[Page image transcription data]
------

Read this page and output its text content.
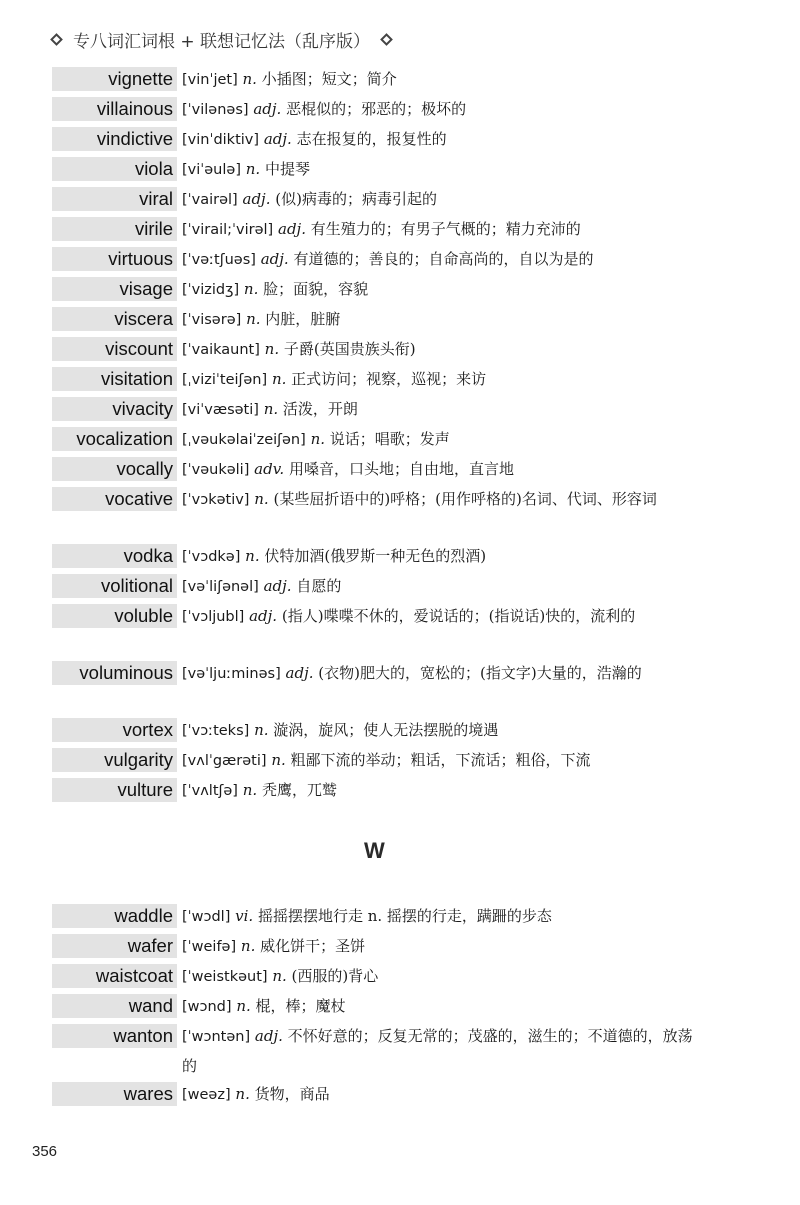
专八词汇词根 + 联想记忆法（乱序版）
vignette [vinˈjet] n. 小插图；短文；简介
villainous [ˈvilənəs] adj. 恶棍似的；邪恶的；极坏的
vindictive [vinˈdiktiv] adj. 志在报复的，报复性的
viola [viˈəulə] n. 中提琴
viral [ˈvairəl] adj. (似)病毒的；病毒引起的
virile [ˈvirail;ˈvirəl] adj. 有生殖力的；有男子气概的；精力充沛的
virtuous [ˈvəːtʃuəs] adj. 有道德的；善良的；自命高尚的，自以为是的
visage [ˈvizidʒ] n. 脸；面貌，容貌
viscera [ˈvisərə] n. 内脏，脏腑
viscount [ˈvaikaunt] n. 子爵(英国贵族头衔)
visitation [ˌviziˈteiʃən] n. 正式访问；视察，巡视；来访
vivacity [viˈvæsəti] n. 活泼，开朗
vocalization [ˌvəukəlaiˈzeiʃən] n. 说话；唱歌；发声
vocally [ˈvəukəli] adv. 用嗓音，口头地；自由地，直言地
vocative [ˈvɔkətiv] n. (某些屈折语中的)呼格；(用作呼格的)名词、代词、形容词
vodka [ˈvɔdkə] n. 伏特加酒(俄罗斯一种无色的烈酒)
volitional [vəˈliʃənəl] adj. 自愿的
voluble [ˈvɔljubl] adj. (指人)喋喋不休的，爱说话的；(指说话)快的，流利的
voluminous [vəˈljuːminəs] adj. (衣物)肥大的，宽松的；(指文字)大量的，浩瀚的
vortex [ˈvɔːteks] n. 漩涡，旋风；使人无法摆脱的境遇
vulgarity [vʌlˈgærəti] n. 粗鄙下流的举动；粗话，下流话；粗俗，下流
vulture [ˈvʌltʃə] n. 秃鹰，兀鹫
waddle [ˈwɔdl] vi. 摇摇摆摆地行走 n. 摇摆的行走，蹒跚的步态
wafer [ˈweifə] n. 威化饼干；圣饼
waistcoat [ˈweistkəut] n. (西服的)背心
wand [wɔnd] n. 棍，棒；魔杖
wanton [ˈwɔntən] adj. 不怀好意的；反复无常的；茂盛的，滋生的；不道德的，放荡的
wares [weəz] n. 货物，商品
W
356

------

● **Exercise prompt**
In the copy, include every entry above exactly and leave out each picture.

● **Solution for this exercise**
Read this page and output its text content.
专八词汇词根 + 联想记忆法（乱序版）
vignette [vinˈjet] n. 小插图；短文；简介
villainous [ˈvilənəs] adj. 恶棍似的；邪恶的；极坏的
vindictive [vinˈdiktiv] adj. 志在报复的，报复性的
viola [viˈəulə] n. 中提琴
viral [ˈvairəl] adj. (似)病毒的；病毒引起的
virile [ˈvirail;ˈvirəl] adj. 有生殖力的；有男子气概的；精力充沛的
virtuous [ˈvəːtʃuəs] adj. 有道德的；善良的；自命高尚的，自以为是的
visage [ˈvizidʒ] n. 脸；面貌，容貌
viscera [ˈvisərə] n. 内脏，脏腑
viscount [ˈvaikaunt] n. 子爵(英国贵族头衔)
visitation [ˌviziˈteiʃən] n. 正式访问；视察，巡视；来访
vivacity [viˈvæsəti] n. 活泼，开朗
vocalization [ˌvəukəlaiˈzeiʃən] n. 说话；唱歌；发声
vocally [ˈvəukəli] adv. 用嗓音，口头地；自由地，直言地
vocative [ˈvɔkətiv] n. (某些屈折语中的)呼格；(用作呼格的)名词、代词、形容词
vodka [ˈvɔdkə] n. 伏特加酒(俄罗斯一种无色的烈酒)
volitional [vəˈliʃənəl] adj. 自愿的
voluble [ˈvɔljubl] adj. (指人)喋喋不休的，爱说话的；(指说话)快的，流利的
voluminous [vəˈljuːminəs] adj. (衣物)肥大的，宽松的；(指文字)大量的，浩瀚的
vortex [ˈvɔːteks] n. 漩涡，旋风；使人无法摆脱的境遇
vulgarity [vʌlˈgærəti] n. 粗鄙下流的举动；粗话，下流话；粗俗，下流
vulture [ˈvʌltʃə] n. 秃鹰，兀鹫
waddle [ˈwɔdl] vi. 摇摇摆摆地行走 n. 摇摆的行走，蹒跚的步态
wafer [ˈweifə] n. 威化饼干；圣饼
waistcoat [ˈweistkəut] n. (西服的)背心
wand [wɔnd] n. 棍，棒；魔杖
wanton [ˈwɔntən] adj. 不怀好意的；反复无常的；茂盛的，滋生的；不道德的，放荡的
wares [weəz] n. 货物，商品
W
356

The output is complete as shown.